• ACTIVITY
In this material, which lines include the string "gescheen"? Show them.

• AVAILABLE DATA
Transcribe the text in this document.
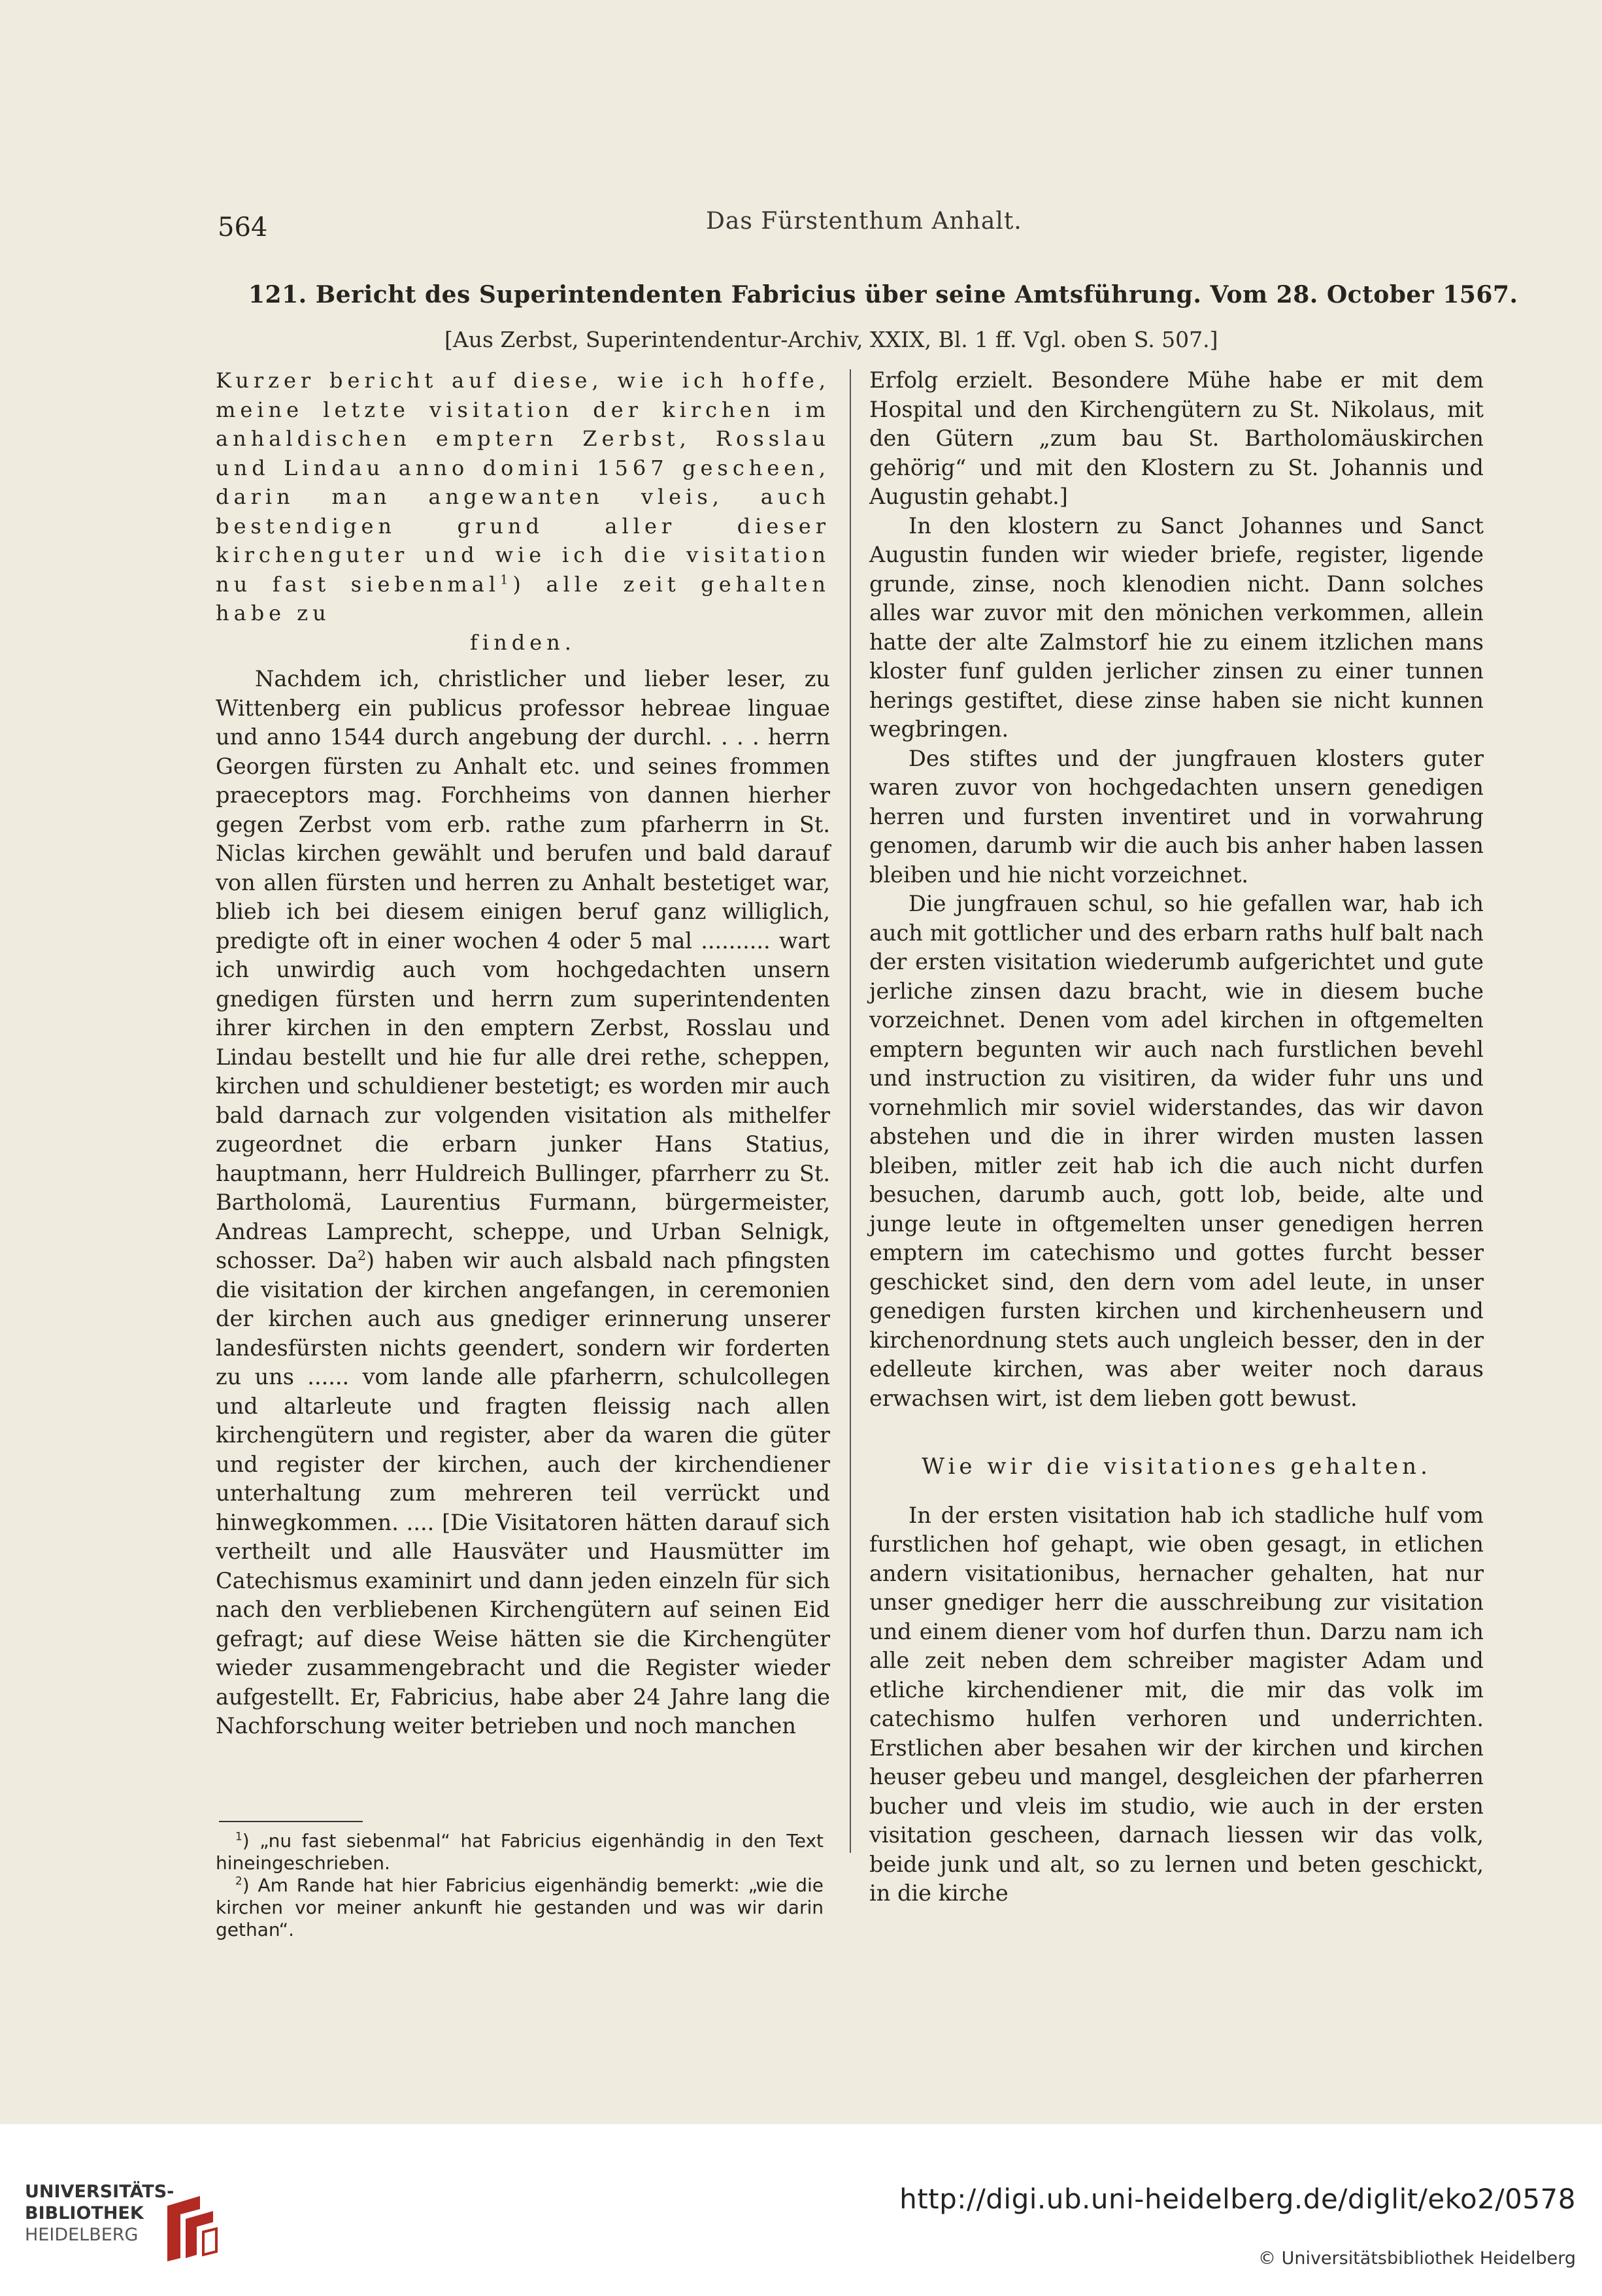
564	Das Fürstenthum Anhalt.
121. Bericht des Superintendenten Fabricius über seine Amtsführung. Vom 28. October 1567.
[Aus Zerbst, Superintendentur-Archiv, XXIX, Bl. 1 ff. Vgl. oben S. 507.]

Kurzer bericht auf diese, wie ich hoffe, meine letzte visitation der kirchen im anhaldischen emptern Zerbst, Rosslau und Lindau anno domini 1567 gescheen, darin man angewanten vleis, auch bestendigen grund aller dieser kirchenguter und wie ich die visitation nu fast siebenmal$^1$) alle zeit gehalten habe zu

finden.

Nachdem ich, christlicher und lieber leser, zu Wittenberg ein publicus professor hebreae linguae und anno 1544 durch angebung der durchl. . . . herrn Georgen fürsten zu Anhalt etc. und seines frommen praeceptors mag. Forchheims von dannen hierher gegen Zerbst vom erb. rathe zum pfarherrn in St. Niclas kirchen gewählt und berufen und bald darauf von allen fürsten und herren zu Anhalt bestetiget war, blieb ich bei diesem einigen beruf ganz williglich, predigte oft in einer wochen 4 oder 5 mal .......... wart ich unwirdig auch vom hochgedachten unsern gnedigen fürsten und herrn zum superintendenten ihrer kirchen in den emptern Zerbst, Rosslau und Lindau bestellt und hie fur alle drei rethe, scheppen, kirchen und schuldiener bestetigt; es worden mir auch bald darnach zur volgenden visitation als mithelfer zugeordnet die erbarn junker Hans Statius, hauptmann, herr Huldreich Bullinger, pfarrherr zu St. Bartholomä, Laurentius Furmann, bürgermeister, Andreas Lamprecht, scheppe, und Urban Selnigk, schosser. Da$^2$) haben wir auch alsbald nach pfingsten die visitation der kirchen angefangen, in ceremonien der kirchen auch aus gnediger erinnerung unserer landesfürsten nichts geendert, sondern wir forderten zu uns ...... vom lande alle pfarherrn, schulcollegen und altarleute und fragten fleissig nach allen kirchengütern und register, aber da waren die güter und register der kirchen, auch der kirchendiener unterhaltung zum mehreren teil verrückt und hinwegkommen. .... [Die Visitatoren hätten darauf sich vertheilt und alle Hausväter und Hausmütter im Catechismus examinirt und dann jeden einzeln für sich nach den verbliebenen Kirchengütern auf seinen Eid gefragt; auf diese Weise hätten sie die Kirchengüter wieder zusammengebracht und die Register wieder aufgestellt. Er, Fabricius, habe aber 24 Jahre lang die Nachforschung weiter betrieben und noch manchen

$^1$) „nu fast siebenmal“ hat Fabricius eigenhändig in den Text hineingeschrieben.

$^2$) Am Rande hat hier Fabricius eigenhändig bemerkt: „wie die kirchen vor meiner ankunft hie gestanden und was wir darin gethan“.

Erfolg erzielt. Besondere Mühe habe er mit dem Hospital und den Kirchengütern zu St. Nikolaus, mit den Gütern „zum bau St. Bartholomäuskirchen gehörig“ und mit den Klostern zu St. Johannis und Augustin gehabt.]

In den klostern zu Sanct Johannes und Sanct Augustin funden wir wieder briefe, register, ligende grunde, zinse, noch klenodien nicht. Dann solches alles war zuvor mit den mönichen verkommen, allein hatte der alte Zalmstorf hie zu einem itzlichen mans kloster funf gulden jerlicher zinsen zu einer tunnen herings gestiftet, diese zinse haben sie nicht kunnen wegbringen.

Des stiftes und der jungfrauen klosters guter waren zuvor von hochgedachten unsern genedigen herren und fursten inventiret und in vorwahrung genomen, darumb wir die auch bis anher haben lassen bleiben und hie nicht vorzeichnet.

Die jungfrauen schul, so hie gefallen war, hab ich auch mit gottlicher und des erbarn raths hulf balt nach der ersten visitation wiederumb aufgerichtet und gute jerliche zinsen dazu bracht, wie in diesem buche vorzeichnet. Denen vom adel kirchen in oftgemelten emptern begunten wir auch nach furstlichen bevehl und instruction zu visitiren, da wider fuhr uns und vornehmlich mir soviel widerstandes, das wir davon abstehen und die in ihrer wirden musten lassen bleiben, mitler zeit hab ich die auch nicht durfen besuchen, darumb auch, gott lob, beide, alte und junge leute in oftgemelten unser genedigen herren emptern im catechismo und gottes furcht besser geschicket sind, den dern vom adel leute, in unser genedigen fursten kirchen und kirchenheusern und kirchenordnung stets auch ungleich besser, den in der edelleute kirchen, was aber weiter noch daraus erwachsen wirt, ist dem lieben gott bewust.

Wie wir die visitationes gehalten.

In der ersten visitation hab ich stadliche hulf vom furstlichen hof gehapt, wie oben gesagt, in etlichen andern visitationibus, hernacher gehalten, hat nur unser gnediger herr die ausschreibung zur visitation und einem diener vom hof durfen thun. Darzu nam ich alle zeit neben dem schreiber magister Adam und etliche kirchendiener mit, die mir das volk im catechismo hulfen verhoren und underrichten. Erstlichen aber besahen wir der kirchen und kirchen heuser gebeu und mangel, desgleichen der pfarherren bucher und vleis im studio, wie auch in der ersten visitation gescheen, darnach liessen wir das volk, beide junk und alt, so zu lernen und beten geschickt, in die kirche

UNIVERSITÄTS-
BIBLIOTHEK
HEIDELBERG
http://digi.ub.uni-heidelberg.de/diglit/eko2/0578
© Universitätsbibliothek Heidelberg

==

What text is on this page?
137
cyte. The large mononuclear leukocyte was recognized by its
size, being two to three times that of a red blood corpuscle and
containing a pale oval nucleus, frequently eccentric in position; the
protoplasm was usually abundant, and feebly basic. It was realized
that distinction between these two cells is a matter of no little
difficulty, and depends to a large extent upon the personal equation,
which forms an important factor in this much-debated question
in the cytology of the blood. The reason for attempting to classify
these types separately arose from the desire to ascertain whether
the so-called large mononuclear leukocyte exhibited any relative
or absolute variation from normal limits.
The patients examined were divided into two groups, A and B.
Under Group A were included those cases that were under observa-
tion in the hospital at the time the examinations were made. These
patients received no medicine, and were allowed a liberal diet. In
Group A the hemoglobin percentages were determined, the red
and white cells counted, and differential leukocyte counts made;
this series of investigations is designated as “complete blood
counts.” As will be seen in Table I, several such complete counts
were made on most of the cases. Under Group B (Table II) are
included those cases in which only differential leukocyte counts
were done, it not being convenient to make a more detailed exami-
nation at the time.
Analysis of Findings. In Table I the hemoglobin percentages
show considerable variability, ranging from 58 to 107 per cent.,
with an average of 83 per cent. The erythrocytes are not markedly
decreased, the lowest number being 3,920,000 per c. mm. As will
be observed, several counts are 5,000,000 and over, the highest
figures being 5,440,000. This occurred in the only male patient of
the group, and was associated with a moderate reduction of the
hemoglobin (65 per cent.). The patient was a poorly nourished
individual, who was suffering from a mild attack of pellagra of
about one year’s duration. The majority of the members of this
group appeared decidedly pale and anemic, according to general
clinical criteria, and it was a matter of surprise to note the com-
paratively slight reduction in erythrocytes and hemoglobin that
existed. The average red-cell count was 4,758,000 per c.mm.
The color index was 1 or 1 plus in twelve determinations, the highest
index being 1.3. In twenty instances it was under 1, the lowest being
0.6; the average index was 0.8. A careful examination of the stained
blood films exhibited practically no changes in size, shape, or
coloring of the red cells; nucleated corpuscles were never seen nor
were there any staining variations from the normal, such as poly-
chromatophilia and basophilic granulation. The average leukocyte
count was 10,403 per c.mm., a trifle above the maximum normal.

• RESPONSE
Kurzer bericht auf diese, wie ich hoffe, meine letzte visitation der kirchen im anhaldischen emptern Zerbst, Rosslau und Lindau anno domini 1567 gescheen, darin man angewanten vleis, auch bestendigen grund aller dieser kirchenguter und wie ich die visitation nu fast siebenmal$^1$) alle zeit gehalten habe zu
In der ersten visitation hab ich stadliche hulf vom furstlichen hof gehapt, wie oben gesagt, in etlichen andern visitationibus, hernacher gehalten, hat nur unser gnediger herr die ausschreibung zur visitation und einem diener vom hof durfen thun. Darzu nam ich alle zeit neben dem schreiber magister Adam und etliche kirchendiener mit, die mir das volk im catechismo hulfen verhoren und underrichten. Erstlichen aber besahen wir der kirchen und kirchen heuser gebeu und mangel, desgleichen der pfarherren bucher und vleis im studio, wie auch in der ersten visitation gescheen, darnach liessen wir das volk, beide junk und alt, so zu lernen und beten geschickt, in die kirche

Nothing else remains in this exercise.